[Chart and figure data]
╔══
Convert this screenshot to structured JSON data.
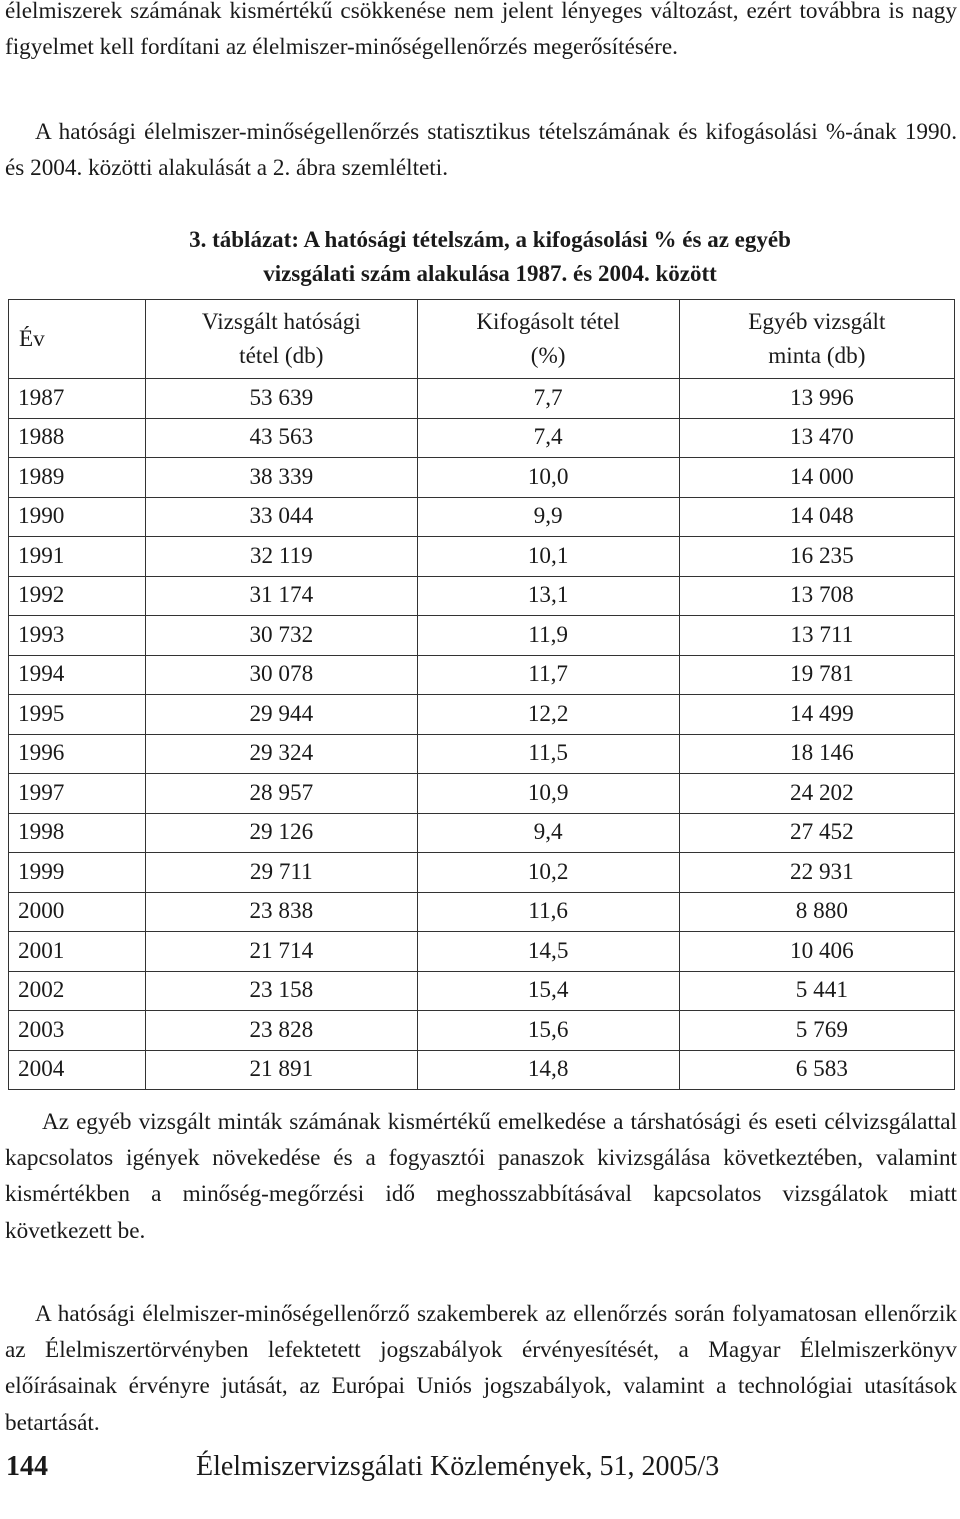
{
  "paragraphs_top": [
    "élelmiszerek számának kismértékű csökkenése nem jelent lényeges változást, ezért továbbra is nagy figyelmet kell fordítani az élelmiszer-minőségellenőrzés megerősítésére.",
    "A hatósági élelmiszer-minőségellenőrzés statisztikus tételszámának és kifogásolási %-ának 1990. és 2004. közötti alakulását a 2. ábra szemlélteti."
  ],
  "table": {
    "caption_line1": "3. táblázat: A hatósági tételszám, a kifogásolási % és az egyéb",
    "caption_line2": "vizsgálati szám alakulása 1987. és 2004. között",
    "headers": {
      "year": "Év",
      "col1_line1": "Vizsgált hatósági",
      "col1_line2": "tétel (db)",
      "col2_line1": "Kifogásolt tétel",
      "col2_line2": "(%)",
      "col3_line1": "Egyéb vizsgált",
      "col3_line2": "minta (db)"
    },
    "rows": [
      [
        "1987",
        "53 639",
        "7,7",
        "13 996"
      ],
      [
        "1988",
        "43 563",
        "7,4",
        "13 470"
      ],
      [
        "1989",
        "38 339",
        "10,0",
        "14 000"
      ],
      [
        "1990",
        "33 044",
        "9,9",
        "14 048"
      ],
      [
        "1991",
        "32 119",
        "10,1",
        "16 235"
      ],
      [
        "1992",
        "31 174",
        "13,1",
        "13 708"
      ],
      [
        "1993",
        "30 732",
        "11,9",
        "13 711"
      ],
      [
        "1994",
        "30 078",
        "11,7",
        "19 781"
      ],
      [
        "1995",
        "29 944",
        "12,2",
        "14 499"
      ],
      [
        "1996",
        "29 324",
        "11,5",
        "18 146"
      ],
      [
        "1997",
        "28 957",
        "10,9",
        "24 202"
      ],
      [
        "1998",
        "29 126",
        "9,4",
        "27 452"
      ],
      [
        "1999",
        "29 711",
        "10,2",
        "22 931"
      ],
      [
        "2000",
        "23 838",
        "11,6",
        "8 880"
      ],
      [
        "2001",
        "21 714",
        "14,5",
        "10 406"
      ],
      [
        "2002",
        "23 158",
        "15,4",
        "5 441"
      ],
      [
        "2003",
        "23 828",
        "15,6",
        "5 769"
      ],
      [
        "2004",
        "21 891",
        "14,8",
        "6 583"
      ]
    ]
  },
  "paragraphs_bottom": [
    "Az egyéb vizsgált minták számának kismértékű emelkedése a társhatósági és eseti célvizsgálattal kapcsolatos igények növekedése és a fogyasztói panaszok kivizsgálása következtében, valamint kismértékben a minőség-megőrzési idő meghosszabbításával kapcsolatos vizsgálatok miatt következett be.",
    "A hatósági élelmiszer-minőségellenőrző szakemberek az ellenőrzés során folyamatosan ellenőrzik az Élelmiszertörvényben lefektetett jogszabályok érvényesítését, a Magyar Élelmiszerkönyv előírásainak érvényre jutását, az Európai Uniós jogszabályok, valamint a technológiai utasítások betartását."
  ],
  "footer": {
    "page_number": "144",
    "journal": "Élelmiszervizsgálati Közlemények, 51, 2005/3"
  }
}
╚══
■ Direction
Transcribe the records above exactly, omitting every picture they contain.

■ Answer in full
Convert this screenshot to structured JSON data.
{
  "paragraphs_top": [
    "élelmiszerek számának kismértékű csökkenése nem jelent lényeges változást, ezért továbbra is nagy figyelmet kell fordítani az élelmiszer-minőségellenőrzés megerősítésére.",
    "A hatósági élelmiszer-minőségellenőrzés statisztikus tételszámának és kifogásolási %-ának 1990. és 2004. közötti alakulását a 2. ábra szemlélteti."
  ],
  "table": {
    "caption_line1": "3. táblázat: A hatósági tételszám, a kifogásolási % és az egyéb",
    "caption_line2": "vizsgálati szám alakulása 1987. és 2004. között",
    "headers": {
      "year": "Év",
      "col1_line1": "Vizsgált hatósági",
      "col1_line2": "tétel (db)",
      "col2_line1": "Kifogásolt tétel",
      "col2_line2": "(%)",
      "col3_line1": "Egyéb vizsgált",
      "col3_line2": "minta (db)"
    },
    "rows": [
      [
        "1987",
        "53 639",
        "7,7",
        "13 996"
      ],
      [
        "1988",
        "43 563",
        "7,4",
        "13 470"
      ],
      [
        "1989",
        "38 339",
        "10,0",
        "14 000"
      ],
      [
        "1990",
        "33 044",
        "9,9",
        "14 048"
      ],
      [
        "1991",
        "32 119",
        "10,1",
        "16 235"
      ],
      [
        "1992",
        "31 174",
        "13,1",
        "13 708"
      ],
      [
        "1993",
        "30 732",
        "11,9",
        "13 711"
      ],
      [
        "1994",
        "30 078",
        "11,7",
        "19 781"
      ],
      [
        "1995",
        "29 944",
        "12,2",
        "14 499"
      ],
      [
        "1996",
        "29 324",
        "11,5",
        "18 146"
      ],
      [
        "1997",
        "28 957",
        "10,9",
        "24 202"
      ],
      [
        "1998",
        "29 126",
        "9,4",
        "27 452"
      ],
      [
        "1999",
        "29 711",
        "10,2",
        "22 931"
      ],
      [
        "2000",
        "23 838",
        "11,6",
        "8 880"
      ],
      [
        "2001",
        "21 714",
        "14,5",
        "10 406"
      ],
      [
        "2002",
        "23 158",
        "15,4",
        "5 441"
      ],
      [
        "2003",
        "23 828",
        "15,6",
        "5 769"
      ],
      [
        "2004",
        "21 891",
        "14,8",
        "6 583"
      ]
    ]
  },
  "paragraphs_bottom": [
    "Az egyéb vizsgált minták számának kismértékű emelkedése a társhatósági és eseti célvizsgálattal kapcsolatos igények növekedése és a fogyasztói panaszok kivizsgálása következtében, valamint kismértékben a minőség-megőrzési idő meghosszabbításával kapcsolatos vizsgálatok miatt következett be.",
    "A hatósági élelmiszer-minőségellenőrző szakemberek az ellenőrzés során folyamatosan ellenőrzik az Élelmiszertörvényben lefektetett jogszabályok érvényesítését, a Magyar Élelmiszerkönyv előírásainak érvényre jutását, az Európai Uniós jogszabályok, valamint a technológiai utasítások betartását."
  ],
  "footer": {
    "page_number": "144",
    "journal": "Élelmiszervizsgálati Közlemények, 51, 2005/3"
  }
}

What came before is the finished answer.